▶ **What the task asks**
Where a line in the listing below contains the word "document", copy that line.

▶ **Material for this exercise**
····················

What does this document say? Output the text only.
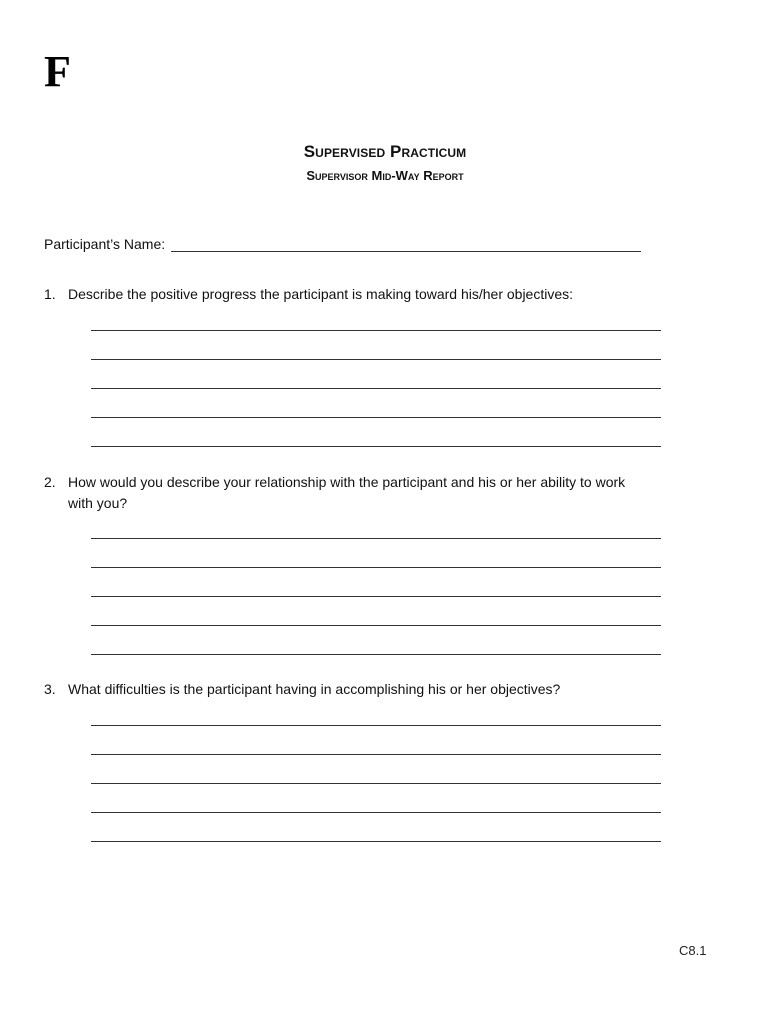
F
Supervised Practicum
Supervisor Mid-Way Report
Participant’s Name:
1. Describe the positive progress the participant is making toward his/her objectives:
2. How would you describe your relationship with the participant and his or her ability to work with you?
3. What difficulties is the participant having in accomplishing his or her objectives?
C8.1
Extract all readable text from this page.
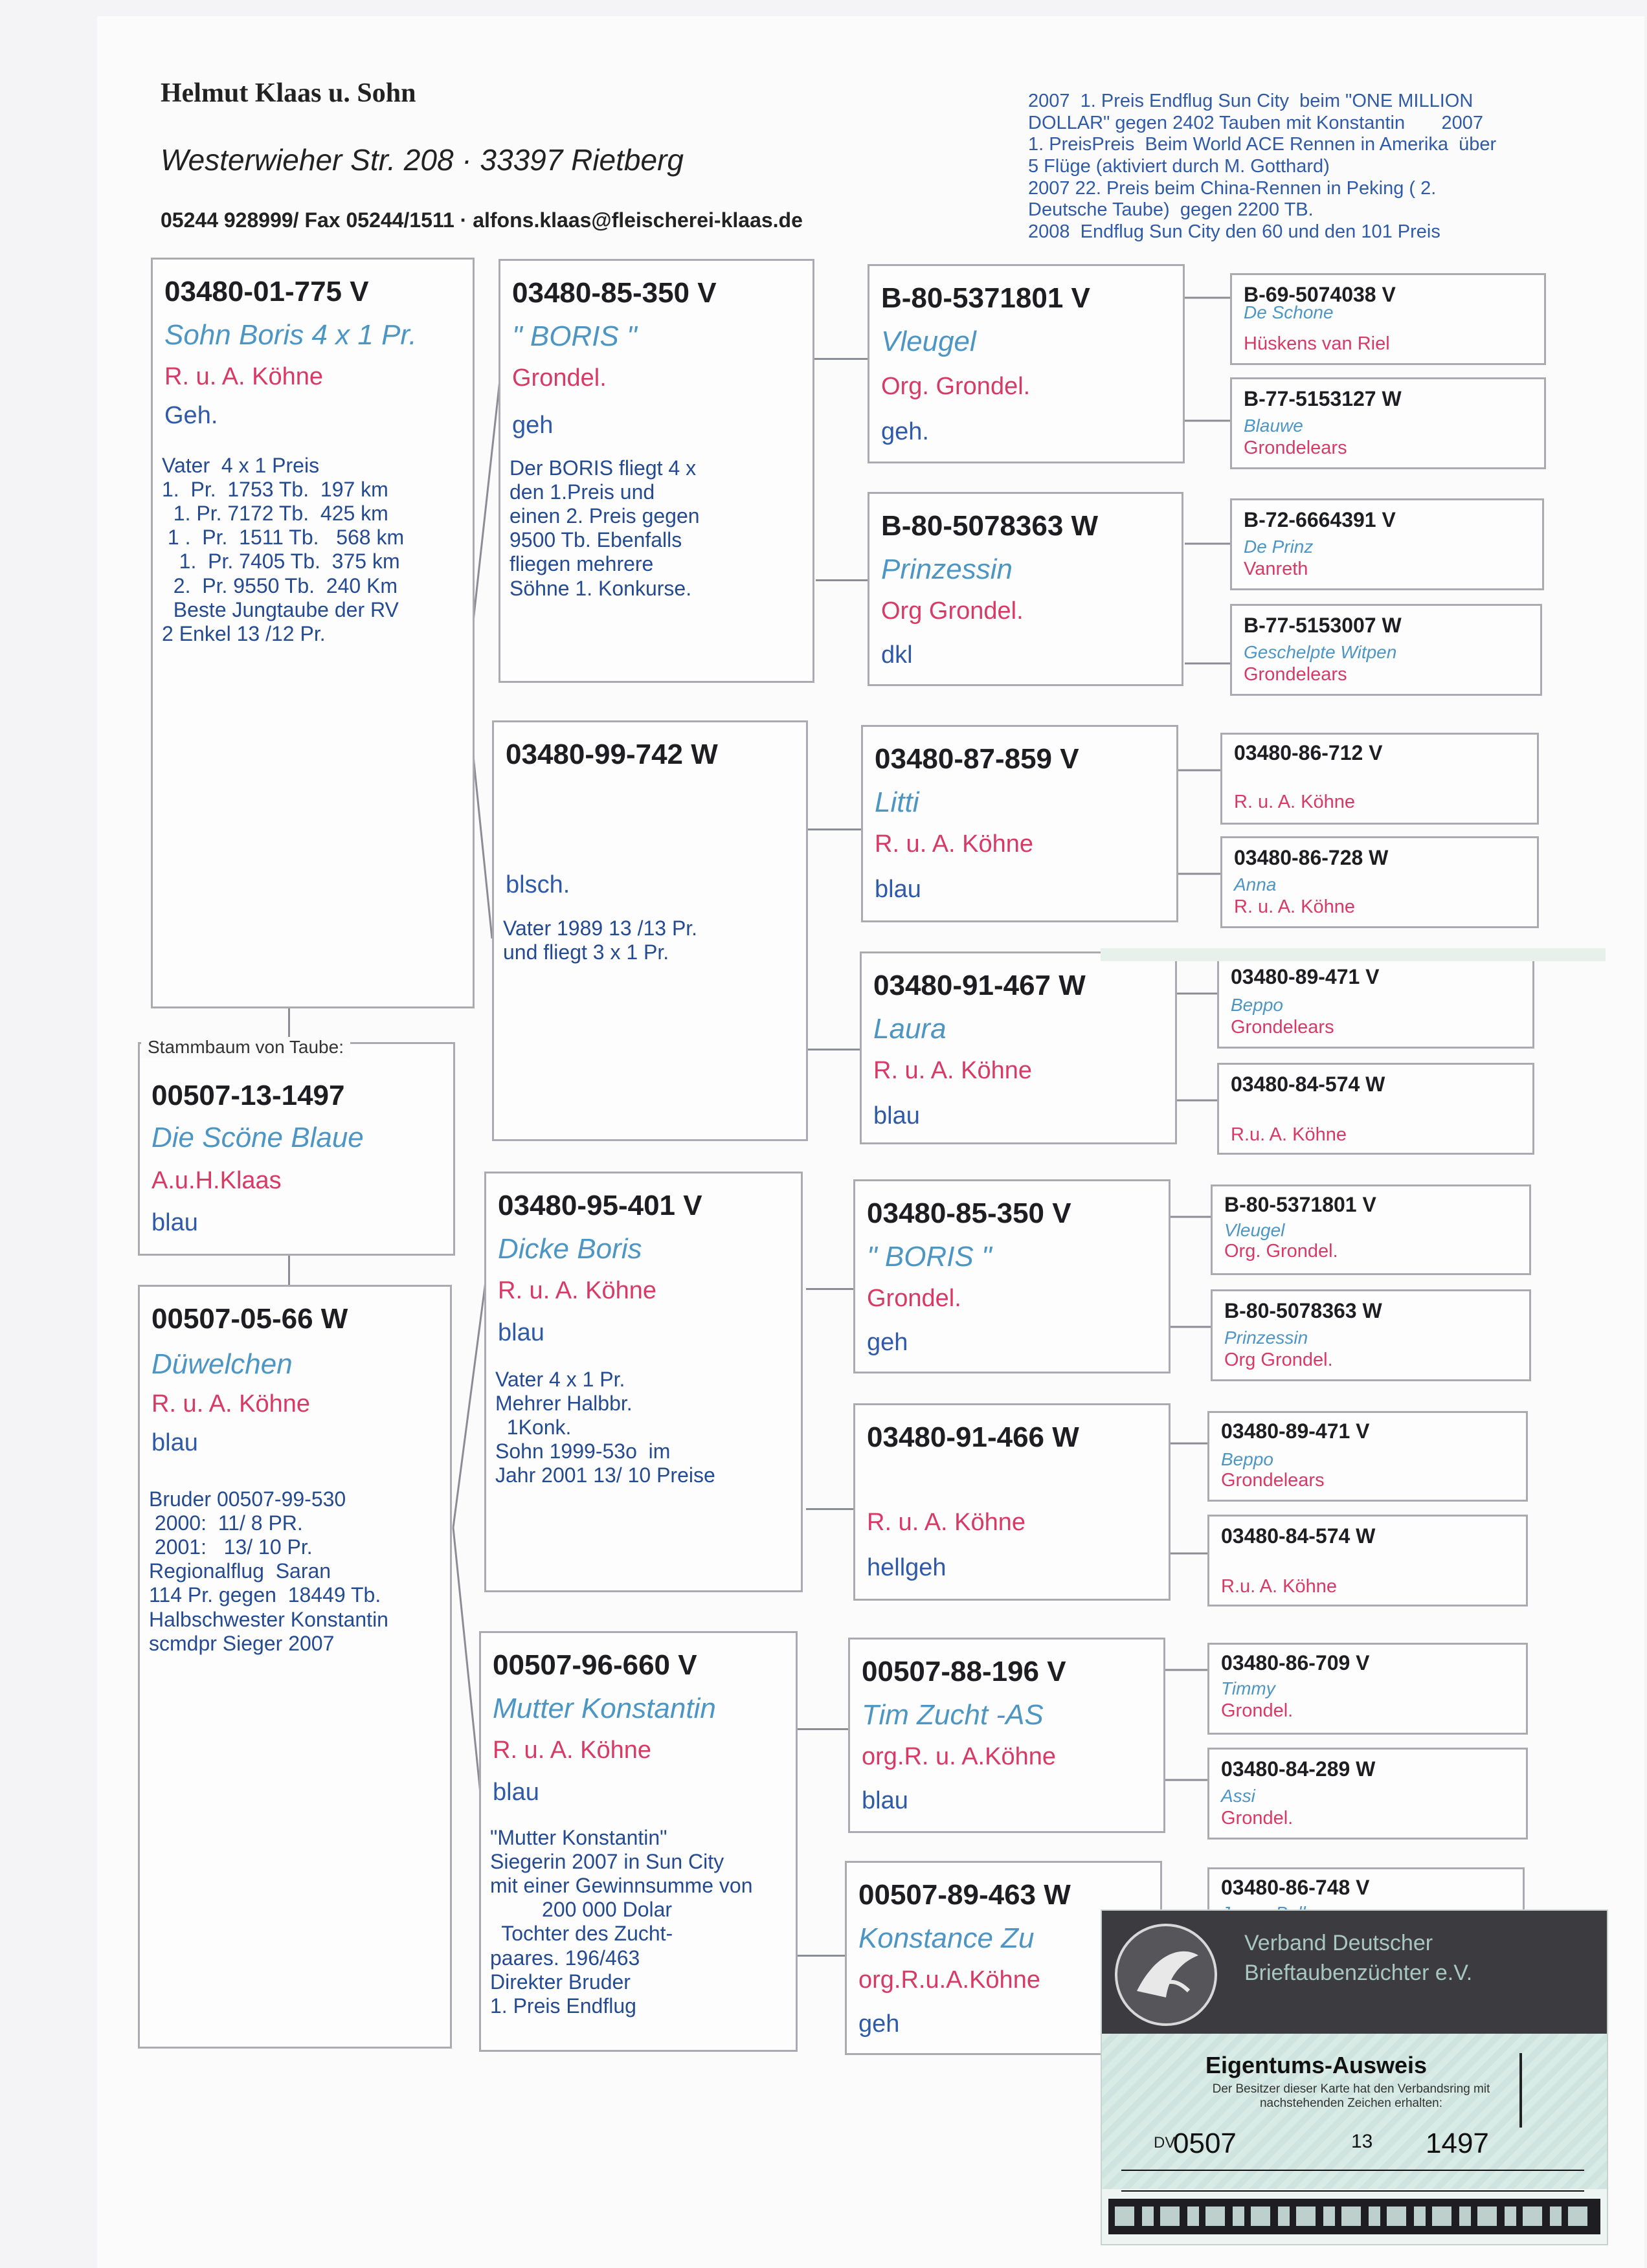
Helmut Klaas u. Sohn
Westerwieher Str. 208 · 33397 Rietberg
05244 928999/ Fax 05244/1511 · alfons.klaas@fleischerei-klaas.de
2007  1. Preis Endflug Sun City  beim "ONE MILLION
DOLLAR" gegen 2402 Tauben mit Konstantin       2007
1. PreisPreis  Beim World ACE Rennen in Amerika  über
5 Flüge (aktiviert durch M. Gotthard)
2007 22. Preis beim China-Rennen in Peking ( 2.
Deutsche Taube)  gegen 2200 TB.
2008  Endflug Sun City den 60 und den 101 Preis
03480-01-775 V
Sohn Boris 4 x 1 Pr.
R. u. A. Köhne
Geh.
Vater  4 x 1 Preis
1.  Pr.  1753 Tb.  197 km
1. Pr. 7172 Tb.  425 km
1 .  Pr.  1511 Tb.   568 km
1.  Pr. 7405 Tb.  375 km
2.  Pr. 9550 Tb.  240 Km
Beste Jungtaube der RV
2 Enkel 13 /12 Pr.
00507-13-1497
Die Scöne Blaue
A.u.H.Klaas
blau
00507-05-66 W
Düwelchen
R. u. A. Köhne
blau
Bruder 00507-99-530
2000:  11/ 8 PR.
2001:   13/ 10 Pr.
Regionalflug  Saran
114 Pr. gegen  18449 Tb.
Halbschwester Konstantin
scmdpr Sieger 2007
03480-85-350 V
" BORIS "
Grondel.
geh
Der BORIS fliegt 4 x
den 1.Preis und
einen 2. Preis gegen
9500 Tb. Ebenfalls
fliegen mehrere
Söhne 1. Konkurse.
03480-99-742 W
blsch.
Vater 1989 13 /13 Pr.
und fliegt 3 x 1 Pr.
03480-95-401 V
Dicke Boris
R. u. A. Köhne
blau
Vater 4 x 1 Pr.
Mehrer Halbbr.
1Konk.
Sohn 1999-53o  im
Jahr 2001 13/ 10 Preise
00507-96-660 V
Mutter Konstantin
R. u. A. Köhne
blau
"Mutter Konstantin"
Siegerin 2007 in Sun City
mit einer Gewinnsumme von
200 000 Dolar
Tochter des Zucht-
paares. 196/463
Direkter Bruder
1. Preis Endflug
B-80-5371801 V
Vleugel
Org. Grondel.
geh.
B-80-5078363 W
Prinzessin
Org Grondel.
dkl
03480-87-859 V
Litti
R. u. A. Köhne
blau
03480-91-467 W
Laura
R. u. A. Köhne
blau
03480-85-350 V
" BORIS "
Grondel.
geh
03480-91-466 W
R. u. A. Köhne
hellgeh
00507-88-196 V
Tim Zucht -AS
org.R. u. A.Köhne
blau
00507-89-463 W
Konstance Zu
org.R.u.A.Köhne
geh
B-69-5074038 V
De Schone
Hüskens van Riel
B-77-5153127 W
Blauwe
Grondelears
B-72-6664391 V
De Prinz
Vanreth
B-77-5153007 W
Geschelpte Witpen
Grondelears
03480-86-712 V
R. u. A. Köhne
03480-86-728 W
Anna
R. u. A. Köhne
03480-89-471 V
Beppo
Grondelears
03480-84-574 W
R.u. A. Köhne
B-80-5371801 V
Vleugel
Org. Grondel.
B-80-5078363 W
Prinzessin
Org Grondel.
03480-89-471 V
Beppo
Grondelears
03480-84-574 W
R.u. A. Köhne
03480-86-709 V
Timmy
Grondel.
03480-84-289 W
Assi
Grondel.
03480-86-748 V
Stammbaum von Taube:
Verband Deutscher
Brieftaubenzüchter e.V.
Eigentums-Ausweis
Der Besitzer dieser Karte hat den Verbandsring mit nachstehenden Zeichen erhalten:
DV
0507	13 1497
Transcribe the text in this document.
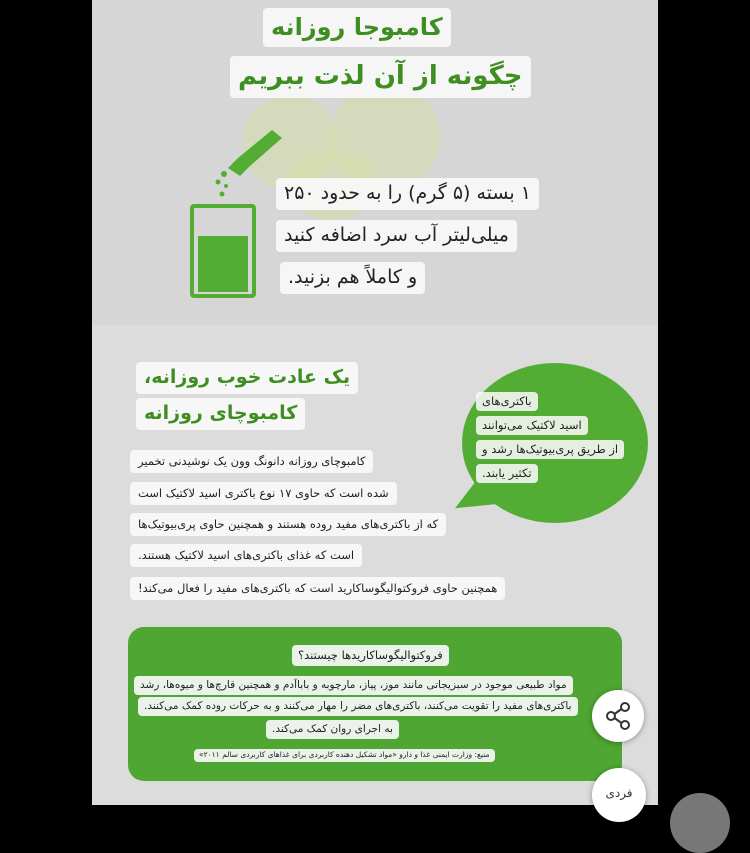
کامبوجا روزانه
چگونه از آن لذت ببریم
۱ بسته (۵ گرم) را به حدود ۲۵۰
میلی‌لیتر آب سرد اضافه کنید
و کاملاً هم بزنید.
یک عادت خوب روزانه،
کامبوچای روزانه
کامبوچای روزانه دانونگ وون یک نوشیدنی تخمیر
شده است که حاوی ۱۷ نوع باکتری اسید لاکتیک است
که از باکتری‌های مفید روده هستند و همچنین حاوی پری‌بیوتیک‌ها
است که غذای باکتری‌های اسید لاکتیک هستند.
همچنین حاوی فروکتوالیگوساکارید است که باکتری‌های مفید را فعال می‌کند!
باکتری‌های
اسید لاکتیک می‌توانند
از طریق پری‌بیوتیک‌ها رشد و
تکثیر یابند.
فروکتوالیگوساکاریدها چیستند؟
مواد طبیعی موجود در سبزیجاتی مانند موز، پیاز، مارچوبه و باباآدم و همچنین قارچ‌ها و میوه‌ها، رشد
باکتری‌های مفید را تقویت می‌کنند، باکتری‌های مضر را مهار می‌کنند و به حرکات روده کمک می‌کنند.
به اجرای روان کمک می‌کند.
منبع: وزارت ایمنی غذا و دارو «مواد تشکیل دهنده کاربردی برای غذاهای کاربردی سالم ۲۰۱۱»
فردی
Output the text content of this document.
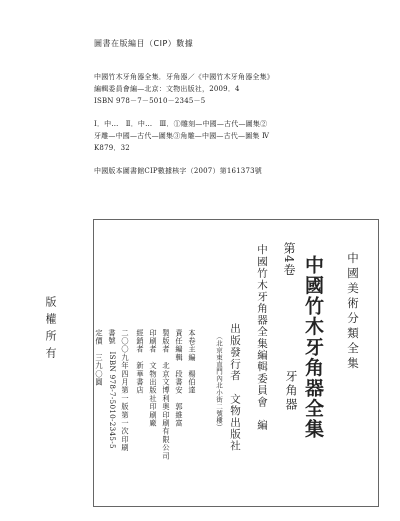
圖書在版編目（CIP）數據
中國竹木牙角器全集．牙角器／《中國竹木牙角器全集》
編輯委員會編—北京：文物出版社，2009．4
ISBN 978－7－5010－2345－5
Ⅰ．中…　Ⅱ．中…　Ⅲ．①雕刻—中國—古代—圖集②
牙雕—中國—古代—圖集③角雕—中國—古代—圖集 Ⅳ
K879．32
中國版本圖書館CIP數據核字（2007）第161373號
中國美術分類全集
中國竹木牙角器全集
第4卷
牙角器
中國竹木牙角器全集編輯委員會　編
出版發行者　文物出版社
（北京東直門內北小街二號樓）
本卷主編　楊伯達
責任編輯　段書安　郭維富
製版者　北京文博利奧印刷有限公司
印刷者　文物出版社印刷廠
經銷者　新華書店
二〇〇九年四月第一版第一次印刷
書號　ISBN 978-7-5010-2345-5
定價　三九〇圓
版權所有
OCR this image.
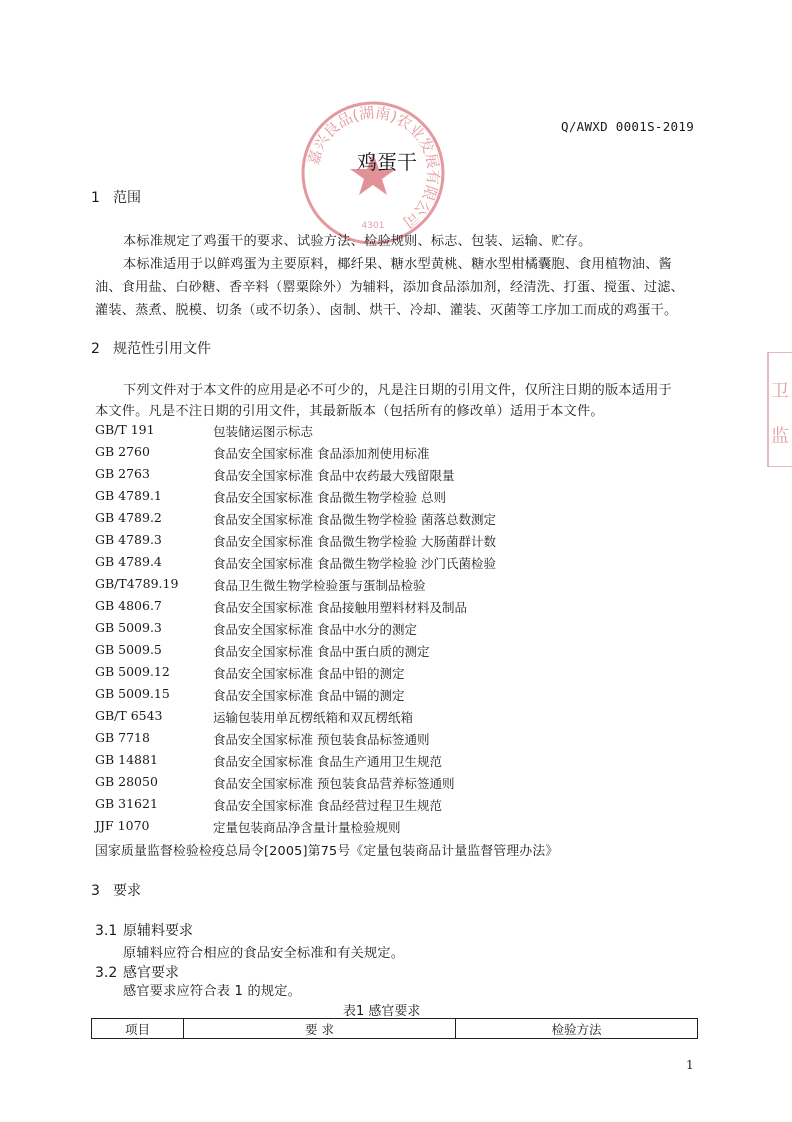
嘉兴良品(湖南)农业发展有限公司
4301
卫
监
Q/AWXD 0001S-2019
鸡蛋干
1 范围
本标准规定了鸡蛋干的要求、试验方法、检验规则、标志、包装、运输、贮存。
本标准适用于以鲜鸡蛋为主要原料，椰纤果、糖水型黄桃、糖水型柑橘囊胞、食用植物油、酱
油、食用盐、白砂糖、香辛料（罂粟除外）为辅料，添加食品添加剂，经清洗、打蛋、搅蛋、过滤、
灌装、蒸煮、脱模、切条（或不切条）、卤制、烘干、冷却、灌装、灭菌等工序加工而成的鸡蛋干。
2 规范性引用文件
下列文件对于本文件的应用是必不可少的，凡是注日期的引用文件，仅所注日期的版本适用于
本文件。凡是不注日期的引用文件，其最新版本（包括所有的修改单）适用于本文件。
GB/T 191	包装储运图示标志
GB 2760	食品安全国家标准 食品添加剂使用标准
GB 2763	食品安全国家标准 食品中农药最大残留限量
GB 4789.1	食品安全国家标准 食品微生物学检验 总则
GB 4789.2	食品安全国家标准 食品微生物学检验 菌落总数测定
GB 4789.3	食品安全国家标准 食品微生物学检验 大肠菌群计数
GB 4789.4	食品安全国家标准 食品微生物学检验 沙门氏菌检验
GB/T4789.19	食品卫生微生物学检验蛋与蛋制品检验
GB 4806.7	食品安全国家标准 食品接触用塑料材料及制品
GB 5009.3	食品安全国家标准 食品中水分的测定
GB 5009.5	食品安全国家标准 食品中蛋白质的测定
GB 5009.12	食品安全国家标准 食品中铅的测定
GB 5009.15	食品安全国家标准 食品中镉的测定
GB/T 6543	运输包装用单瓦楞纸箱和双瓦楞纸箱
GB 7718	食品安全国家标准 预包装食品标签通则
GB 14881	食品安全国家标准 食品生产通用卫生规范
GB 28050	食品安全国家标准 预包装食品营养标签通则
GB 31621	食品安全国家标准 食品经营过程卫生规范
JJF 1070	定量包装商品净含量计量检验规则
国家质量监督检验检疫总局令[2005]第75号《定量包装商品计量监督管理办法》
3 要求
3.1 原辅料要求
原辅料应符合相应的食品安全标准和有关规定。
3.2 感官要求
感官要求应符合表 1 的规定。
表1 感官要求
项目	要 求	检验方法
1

····················

▶ **Worked answer**
What does this document say? Output the text only.
Transcribe the text in this document.
Output the text content of this document.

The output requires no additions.